--- START Data supplied ---

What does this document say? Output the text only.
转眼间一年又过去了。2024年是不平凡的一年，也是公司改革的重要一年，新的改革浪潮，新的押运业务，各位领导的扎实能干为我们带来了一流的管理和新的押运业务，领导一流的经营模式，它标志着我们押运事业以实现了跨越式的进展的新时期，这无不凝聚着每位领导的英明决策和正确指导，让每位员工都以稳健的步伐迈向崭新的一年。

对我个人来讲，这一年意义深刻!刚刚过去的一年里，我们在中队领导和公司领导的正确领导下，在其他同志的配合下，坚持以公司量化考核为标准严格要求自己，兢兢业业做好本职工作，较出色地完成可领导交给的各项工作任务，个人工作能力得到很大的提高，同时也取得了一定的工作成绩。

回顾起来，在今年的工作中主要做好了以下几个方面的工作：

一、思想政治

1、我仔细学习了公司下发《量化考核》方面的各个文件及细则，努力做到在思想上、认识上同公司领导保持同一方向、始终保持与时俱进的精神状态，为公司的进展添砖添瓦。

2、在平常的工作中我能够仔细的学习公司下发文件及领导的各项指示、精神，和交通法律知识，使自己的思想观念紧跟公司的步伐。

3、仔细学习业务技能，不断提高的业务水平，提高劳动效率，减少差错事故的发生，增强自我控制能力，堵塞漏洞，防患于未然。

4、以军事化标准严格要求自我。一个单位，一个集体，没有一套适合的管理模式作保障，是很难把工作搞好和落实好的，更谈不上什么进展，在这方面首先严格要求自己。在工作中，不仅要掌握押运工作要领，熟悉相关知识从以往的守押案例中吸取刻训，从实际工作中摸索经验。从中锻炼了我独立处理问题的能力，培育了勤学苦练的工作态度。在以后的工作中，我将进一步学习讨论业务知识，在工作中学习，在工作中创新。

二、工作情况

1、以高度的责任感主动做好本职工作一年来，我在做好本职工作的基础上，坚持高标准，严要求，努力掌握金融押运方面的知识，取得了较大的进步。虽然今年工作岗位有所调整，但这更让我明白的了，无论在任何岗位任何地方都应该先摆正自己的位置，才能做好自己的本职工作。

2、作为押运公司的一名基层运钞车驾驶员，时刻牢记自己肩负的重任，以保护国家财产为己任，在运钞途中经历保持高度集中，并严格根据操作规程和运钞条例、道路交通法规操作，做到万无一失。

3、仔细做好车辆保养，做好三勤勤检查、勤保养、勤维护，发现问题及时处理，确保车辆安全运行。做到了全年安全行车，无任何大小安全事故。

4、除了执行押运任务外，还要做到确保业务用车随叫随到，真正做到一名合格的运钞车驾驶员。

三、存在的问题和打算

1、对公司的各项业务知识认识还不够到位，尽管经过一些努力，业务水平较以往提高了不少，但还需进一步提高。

--- END Data supplied ---

What needs to be done: Copy out all of the records shown above exactly.

The completed task:
What does this document say? Output the text only.
转眼间一年又过去了。2024年是不平凡的一年，也是公司改革的重要一年，新的改革浪潮，新的押运业务，各位领导的扎实能干为我们带来了一流的管理和新的押运业务，领导一流的经营模式，它标志着我们押运事业以实现了跨越式的进展的新时期，这无不凝聚着每位领导的英明决策和正确指导，让每位员工都以稳健的步伐迈向崭新的一年。

对我个人来讲，这一年意义深刻!刚刚过去的一年里，我们在中队领导和公司领导的正确领导下，在其他同志的配合下，坚持以公司量化考核为标准严格要求自己，兢兢业业做好本职工作，较出色地完成可领导交给的各项工作任务，个人工作能力得到很大的提高，同时也取得了一定的工作成绩。

回顾起来，在今年的工作中主要做好了以下几个方面的工作：

一、思想政治

1、我仔细学习了公司下发《量化考核》方面的各个文件及细则，努力做到在思想上、认识上同公司领导保持同一方向、始终保持与时俱进的精神状态，为公司的进展添砖添瓦。

2、在平常的工作中我能够仔细的学习公司下发文件及领导的各项指示、精神，和交通法律知识，使自己的思想观念紧跟公司的步伐。

3、仔细学习业务技能，不断提高的业务水平，提高劳动效率，减少差错事故的发生，增强自我控制能力，堵塞漏洞，防患于未然。

4、以军事化标准严格要求自我。一个单位，一个集体，没有一套适合的管理模式作保障，是很难把工作搞好和落实好的，更谈不上什么进展，在这方面首先严格要求自己。在工作中，不仅要掌握押运工作要领，熟悉相关知识从以往的守押案例中吸取刻训，从实际工作中摸索经验。从中锻炼了我独立处理问题的能力，培育了勤学苦练的工作态度。在以后的工作中，我将进一步学习讨论业务知识，在工作中学习，在工作中创新。

二、工作情况

1、以高度的责任感主动做好本职工作一年来，我在做好本职工作的基础上，坚持高标准，严要求，努力掌握金融押运方面的知识，取得了较大的进步。虽然今年工作岗位有所调整，但这更让我明白的了，无论在任何岗位任何地方都应该先摆正自己的位置，才能做好自己的本职工作。

2、作为押运公司的一名基层运钞车驾驶员，时刻牢记自己肩负的重任，以保护国家财产为己任，在运钞途中经历保持高度集中，并严格根据操作规程和运钞条例、道路交通法规操作，做到万无一失。

3、仔细做好车辆保养，做好三勤勤检查、勤保养、勤维护，发现问题及时处理，确保车辆安全运行。做到了全年安全行车，无任何大小安全事故。

4、除了执行押运任务外，还要做到确保业务用车随叫随到，真正做到一名合格的运钞车驾驶员。

三、存在的问题和打算

1、对公司的各项业务知识认识还不够到位，尽管经过一些努力，业务水平较以往提高了不少，但还需进一步提高。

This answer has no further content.